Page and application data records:
-*-*-

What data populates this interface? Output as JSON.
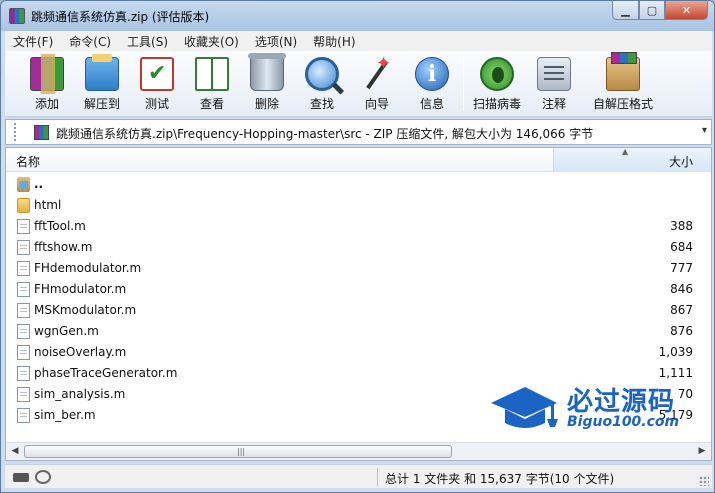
{
  "window": {
    "title": "跳频通信系统仿真.zip (评估版本)",
    "controls": {
      "minimize": "▁",
      "maximize": "▢",
      "close": "✕"
    }
  },
  "menu": [
    "文件(F)",
    "命令(C)",
    "工具(S)",
    "收藏夹(O)",
    "选项(N)",
    "帮助(H)"
  ],
  "toolbar": [
    {
      "label": "添加",
      "icon": "add-archive-icon"
    },
    {
      "label": "解压到",
      "icon": "extract-to-icon"
    },
    {
      "label": "测试",
      "icon": "test-icon"
    },
    {
      "label": "查看",
      "icon": "view-book-icon"
    },
    {
      "label": "删除",
      "icon": "trash-icon"
    },
    {
      "label": "查找",
      "icon": "magnifier-icon"
    },
    {
      "label": "向导",
      "icon": "wizard-wand-icon"
    },
    {
      "label": "信息",
      "icon": "info-icon"
    },
    {
      "label": "扫描病毒",
      "icon": "virus-scan-icon"
    },
    {
      "label": "注释",
      "icon": "comment-icon"
    },
    {
      "label": "自解压格式",
      "icon": "sfx-box-icon"
    }
  ],
  "address": {
    "path": "跳频通信系统仿真.zip\\Frequency-Hopping-master\\src - ZIP 压缩文件, 解包大小为 146,066 字节",
    "dropdown": "▾"
  },
  "columns": {
    "name": "名称",
    "size": "大小",
    "sort_indicator": "▲"
  },
  "files": [
    {
      "name": "..",
      "size": "",
      "type": "folder-up"
    },
    {
      "name": "html",
      "size": "",
      "type": "folder"
    },
    {
      "name": "fftTool.m",
      "size": "388",
      "type": "file"
    },
    {
      "name": "fftshow.m",
      "size": "684",
      "type": "file"
    },
    {
      "name": "FHdemodulator.m",
      "size": "777",
      "type": "file"
    },
    {
      "name": "FHmodulator.m",
      "size": "846",
      "type": "file"
    },
    {
      "name": "MSKmodulator.m",
      "size": "867",
      "type": "file"
    },
    {
      "name": "wgnGen.m",
      "size": "876",
      "type": "file"
    },
    {
      "name": "noiseOverlay.m",
      "size": "1,039",
      "type": "file"
    },
    {
      "name": "phaseTraceGenerator.m",
      "size": "1,111",
      "type": "file"
    },
    {
      "name": "sim_analysis.m",
      "size": "70",
      "type": "file"
    },
    {
      "name": "sim_ber.m",
      "size": "5,179",
      "type": "file"
    }
  ],
  "watermark": {
    "title": "必过源码",
    "url": "Biguo100.com"
  },
  "scrollbar": {
    "left": "◀",
    "right": "▶",
    "grip": "|||"
  },
  "status": {
    "summary": "总计 1 文件夹 和 15,637 字节(10 个文件)"
  },
  "colors": {
    "accent": "#1b63c4",
    "window_frame": "#a9c4e3"
  }
}
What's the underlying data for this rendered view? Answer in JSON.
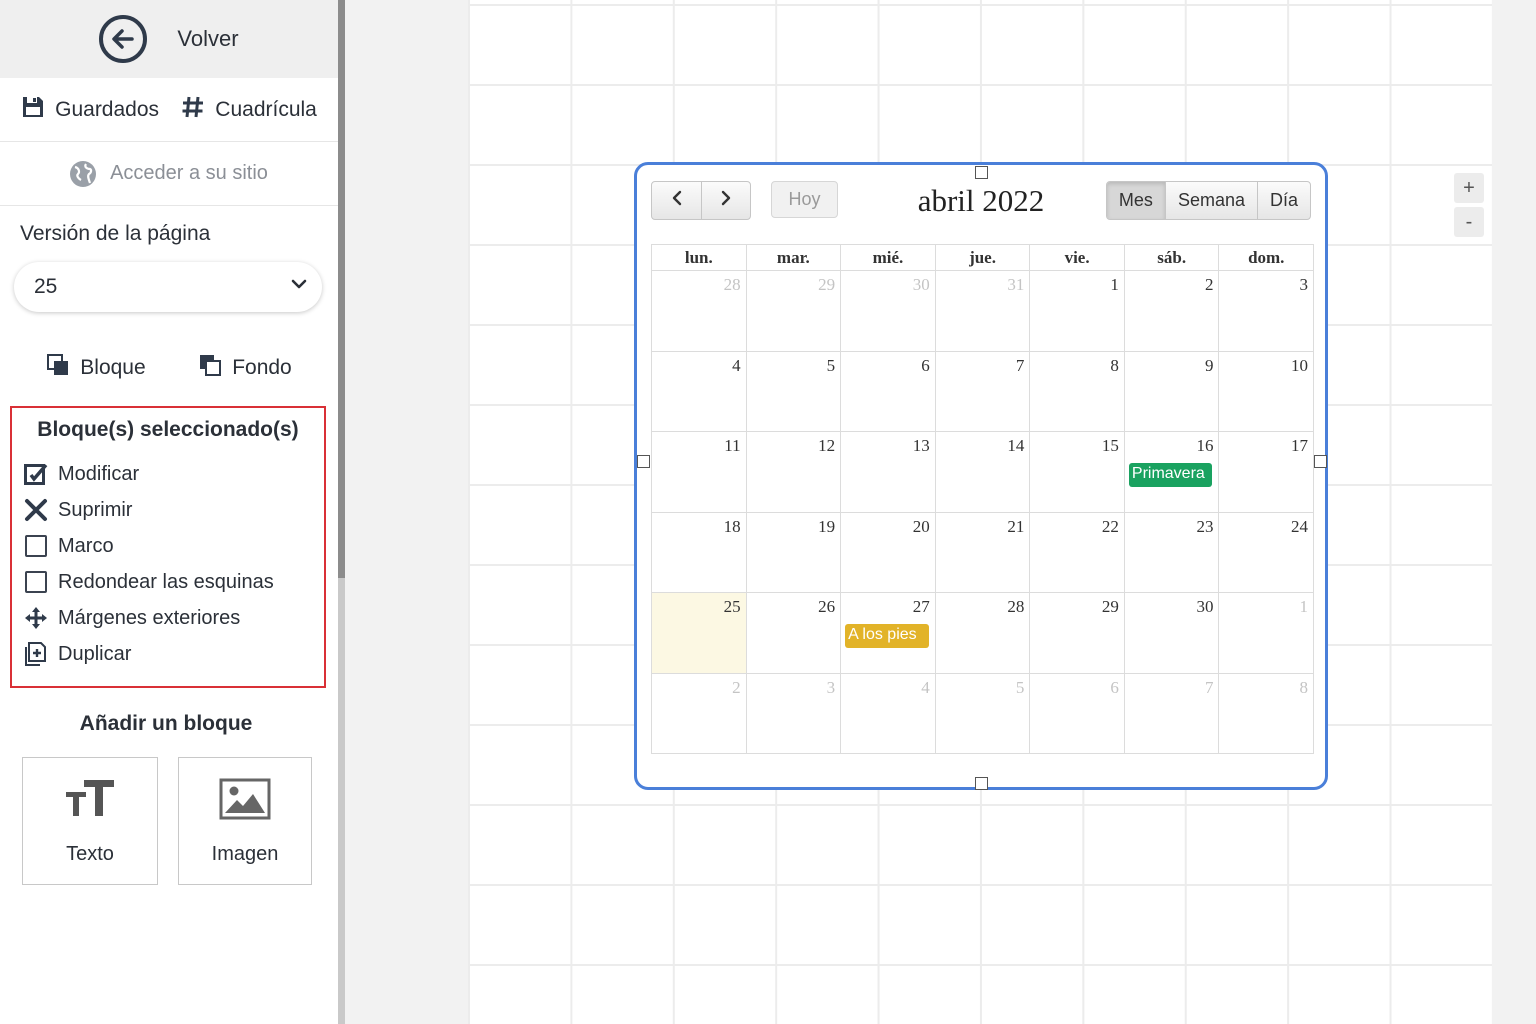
{
  "sidebar": {
    "back_label": "Volver",
    "saved_label": "Guardados",
    "grid_label": "Cuadrícula",
    "site_label": "Acceder a su sitio",
    "version_title": "Versión de la página",
    "version_value": "25",
    "block_label": "Bloque",
    "background_label": "Fondo",
    "selected_title": "Bloque(s) seleccionado(s)",
    "selected_actions": {
      "modify": "Modificar",
      "delete": "Suprimir",
      "frame": "Marco",
      "round_corners": "Redondear las esquinas",
      "outer_margins": "Márgenes exteriores",
      "duplicate": "Duplicar"
    },
    "add_title": "Añadir un bloque",
    "add_text_label": "Texto",
    "add_image_label": "Imagen"
  },
  "canvas": {
    "zoom_in": "+",
    "zoom_out": "-"
  },
  "calendar": {
    "title": "abril 2022",
    "today_label": "Hoy",
    "views": [
      "Mes",
      "Semana",
      "Día"
    ],
    "active_view": "Mes",
    "weekdays": [
      "lun.",
      "mar.",
      "mié.",
      "jue.",
      "vie.",
      "sáb.",
      "dom."
    ],
    "weeks": [
      [
        {
          "d": "28",
          "o": true
        },
        {
          "d": "29",
          "o": true
        },
        {
          "d": "30",
          "o": true
        },
        {
          "d": "31",
          "o": true
        },
        {
          "d": "1"
        },
        {
          "d": "2"
        },
        {
          "d": "3"
        }
      ],
      [
        {
          "d": "4"
        },
        {
          "d": "5"
        },
        {
          "d": "6"
        },
        {
          "d": "7"
        },
        {
          "d": "8"
        },
        {
          "d": "9"
        },
        {
          "d": "10"
        }
      ],
      [
        {
          "d": "11"
        },
        {
          "d": "12"
        },
        {
          "d": "13"
        },
        {
          "d": "14"
        },
        {
          "d": "15"
        },
        {
          "d": "16",
          "event": {
            "title": "Primavera",
            "color": "#1aa260"
          }
        },
        {
          "d": "17"
        }
      ],
      [
        {
          "d": "18"
        },
        {
          "d": "19"
        },
        {
          "d": "20"
        },
        {
          "d": "21"
        },
        {
          "d": "22"
        },
        {
          "d": "23"
        },
        {
          "d": "24"
        }
      ],
      [
        {
          "d": "25",
          "today": true
        },
        {
          "d": "26"
        },
        {
          "d": "27",
          "event": {
            "title": "A los pies",
            "color": "#e2b328"
          }
        },
        {
          "d": "28"
        },
        {
          "d": "29"
        },
        {
          "d": "30"
        },
        {
          "d": "1",
          "o": true
        }
      ],
      [
        {
          "d": "2",
          "o": true
        },
        {
          "d": "3",
          "o": true
        },
        {
          "d": "4",
          "o": true
        },
        {
          "d": "5",
          "o": true
        },
        {
          "d": "6",
          "o": true
        },
        {
          "d": "7",
          "o": true
        },
        {
          "d": "8",
          "o": true
        }
      ]
    ]
  },
  "colors": {
    "selection_border": "#4a7fd9",
    "selected_box_border": "#d93036",
    "today_bg": "#fcf8e3"
  }
}
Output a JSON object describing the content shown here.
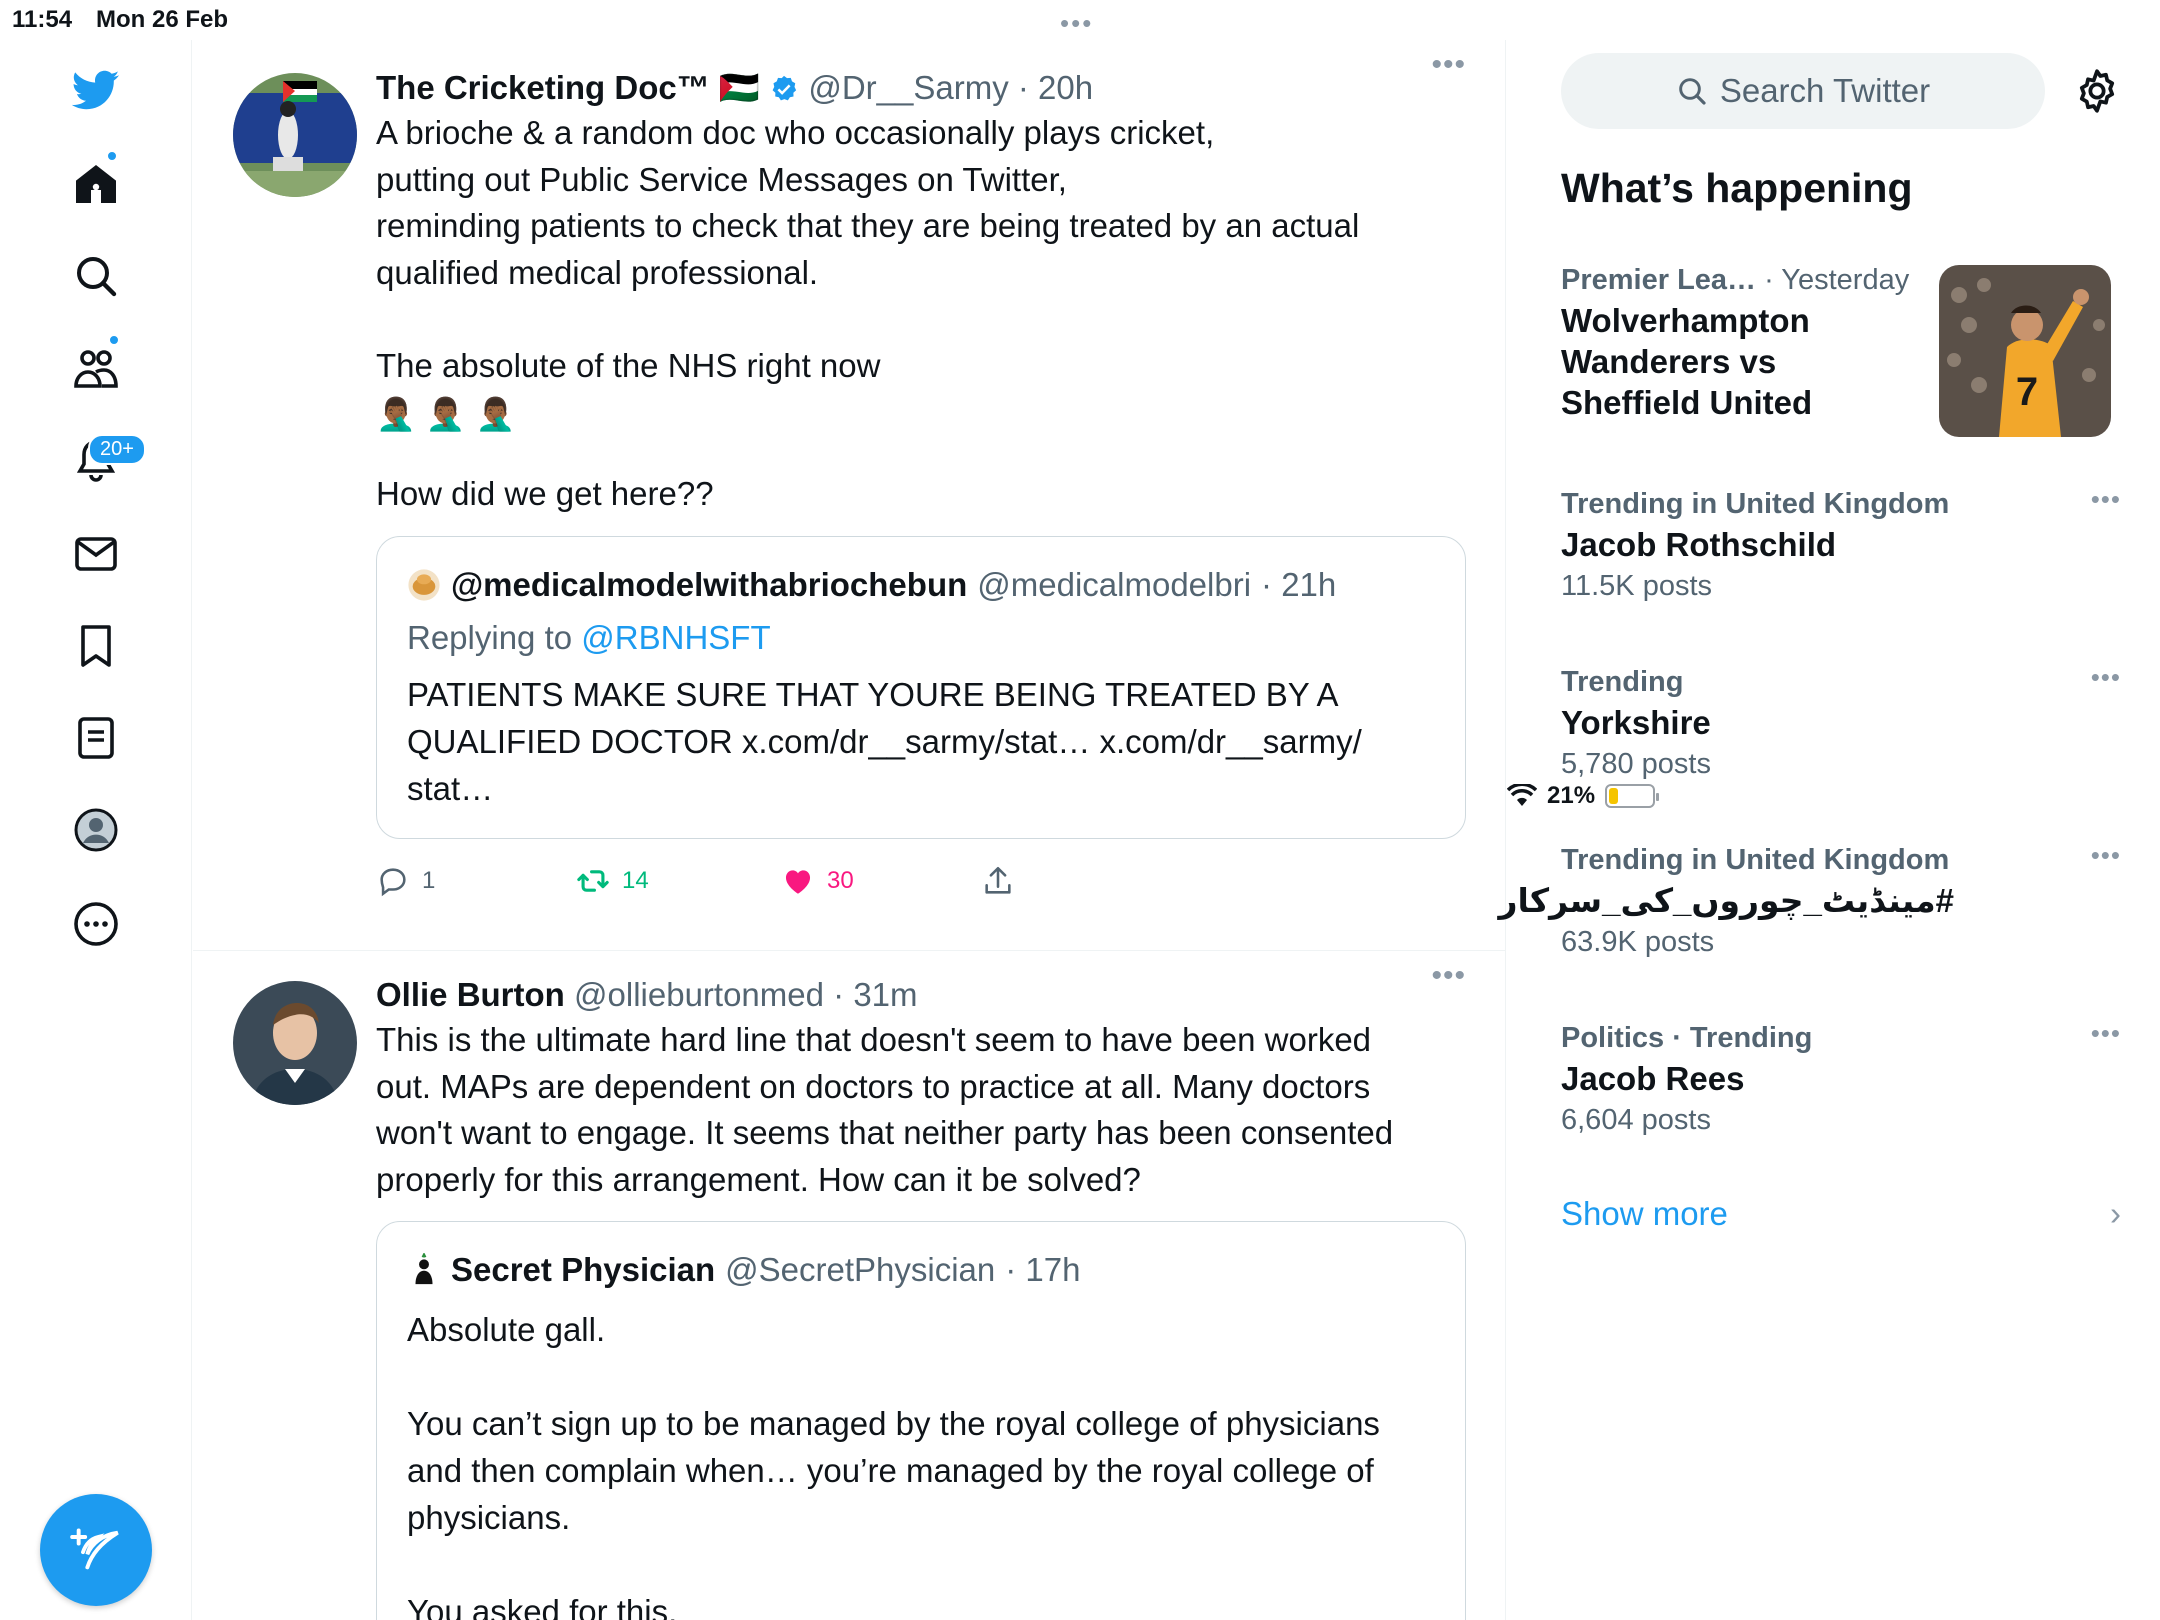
{
  "status_bar": {
    "time": "11:54",
    "date": "Mon 26 Feb",
    "battery": "21%",
    "battery_level": 0.21
  },
  "nav": {
    "items": [
      "twitter-logo",
      "home",
      "search",
      "communities",
      "notifications",
      "messages",
      "bookmarks",
      "lists",
      "profile",
      "more"
    ],
    "notifications_badge": "20+"
  },
  "tweets": [
    {
      "name": "The Cricketing Doc™",
      "flag": "🇵🇸",
      "handle": "@Dr__Sarmy",
      "time": "· 20h",
      "text": "A brioche & a random doc who occasionally plays cricket,\nputting out Public Service Messages on Twitter,\nreminding patients to check that they are being treated by an actual\nqualified medical professional.\n\nThe absolute of the NHS right now",
      "emoji": [
        "🤦🏾‍♂️",
        "🤦🏾‍♂️",
        "🤦🏾‍♂️"
      ],
      "text2": "How did we get here??",
      "quote": {
        "name": "@medicalmodelwithabriochebun",
        "handle": "@medicalmodelbri",
        "time": "· 21h",
        "reply_prefix": "Replying to",
        "reply_to": "@RBNHSFT",
        "text": "PATIENTS MAKE SURE THAT YOURE BEING TREATED BY A\nQUALIFIED DOCTOR x.com/dr__sarmy/stat… x.com/dr__sarmy/\nstat…"
      },
      "stats": {
        "replies": "1",
        "retweets": "14",
        "likes": "30"
      }
    },
    {
      "name": "Ollie Burton",
      "handle": "@ollieburtonmed",
      "time": "· 31m",
      "text": "This is the ultimate hard line that doesn't seem to have been worked\nout. MAPs are dependent on doctors to practice at all. Many doctors\nwon't want to engage. It seems that neither party has been consented\nproperly for this arrangement. How can it be solved?",
      "quote": {
        "name": "Secret Physician",
        "handle": "@SecretPhysician",
        "time": "· 17h",
        "text": "Absolute gall.\n\nYou can’t sign up to be managed by the royal college of physicians\nand then complain when… you’re managed by the royal college of\nphysicians.\n\nYou asked for this."
      }
    }
  ],
  "sidebar": {
    "search_placeholder": "Search Twitter",
    "whats_happening": "What’s happening",
    "trends": [
      {
        "category": "Premier Lea…",
        "when": "· Yesterday",
        "title": "Wolverhampton\nWanderers vs\nSheffield United"
      },
      {
        "meta": "Trending in United Kingdom",
        "title": "Jacob Rothschild",
        "posts": "11.5K posts"
      },
      {
        "meta": "Trending",
        "title": "Yorkshire",
        "posts": "5,780 posts"
      },
      {
        "meta": "Trending in United Kingdom",
        "title": "#مینڈیٹ_چوروں_کی_سرکار",
        "posts": "63.9K posts"
      },
      {
        "meta": "Politics · Trending",
        "title": "Jacob Rees",
        "posts": "6,604 posts"
      }
    ],
    "show_more": "Show more"
  },
  "colors": {
    "accent": "#1d9bf0",
    "retweet": "#00ba7c",
    "like": "#f91880",
    "secondary": "#536471"
  }
}
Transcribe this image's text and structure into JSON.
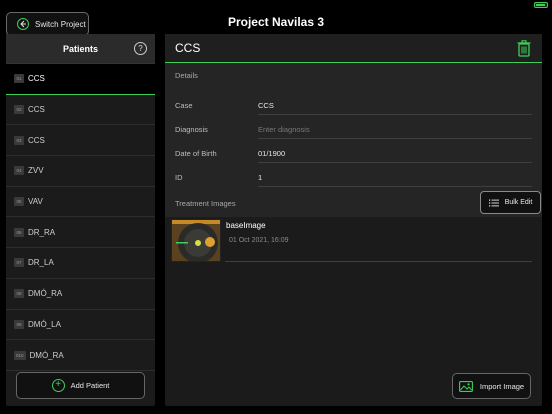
{
  "app": {
    "title": "Project Navilas 3"
  },
  "toolbar": {
    "switch_project_label": "Switch Project"
  },
  "sidebar": {
    "title": "Patients",
    "add_patient_label": "Add Patient",
    "items": [
      {
        "num": "01",
        "name": "CCS",
        "selected": true
      },
      {
        "num": "02",
        "name": "CCS"
      },
      {
        "num": "03",
        "name": "CCS"
      },
      {
        "num": "04",
        "name": "ZVV"
      },
      {
        "num": "05",
        "name": "VAV"
      },
      {
        "num": "06",
        "name": "DR_RA"
      },
      {
        "num": "07",
        "name": "DR_LA"
      },
      {
        "num": "08",
        "name": "DMÓ_RA"
      },
      {
        "num": "09",
        "name": "DMÓ_LA"
      },
      {
        "num": "010",
        "name": "DMÓ_RA"
      }
    ]
  },
  "detail": {
    "title": "CCS",
    "details_label": "Details",
    "fields": {
      "case": {
        "label": "Case",
        "value": "CCS"
      },
      "diagnosis": {
        "label": "Diagnosis",
        "placeholder": "Enter diagnosis"
      },
      "dob": {
        "label": "Date of Birth",
        "value": "01/1900"
      },
      "id": {
        "label": "ID",
        "value": "1"
      }
    },
    "treatment_label": "Treatment Images",
    "bulk_edit_label": "Bulk Edit",
    "images": [
      {
        "name": "baseImage",
        "date": "01 Oct 2021, 16:09"
      }
    ],
    "import_label": "Import Image"
  },
  "colors": {
    "accent": "#3ecf5a",
    "background": "#000000",
    "panel": "#1b1b1b"
  }
}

-*-*-

_Exercise description:_ Please go through the data and copy each line containing the word "What".

_Solution to this problem:_
What data populates this interface? Output as JSON.
What's the underlying data for this rendered view? Answer in JSON.
    "whats_happening": "What’s happening",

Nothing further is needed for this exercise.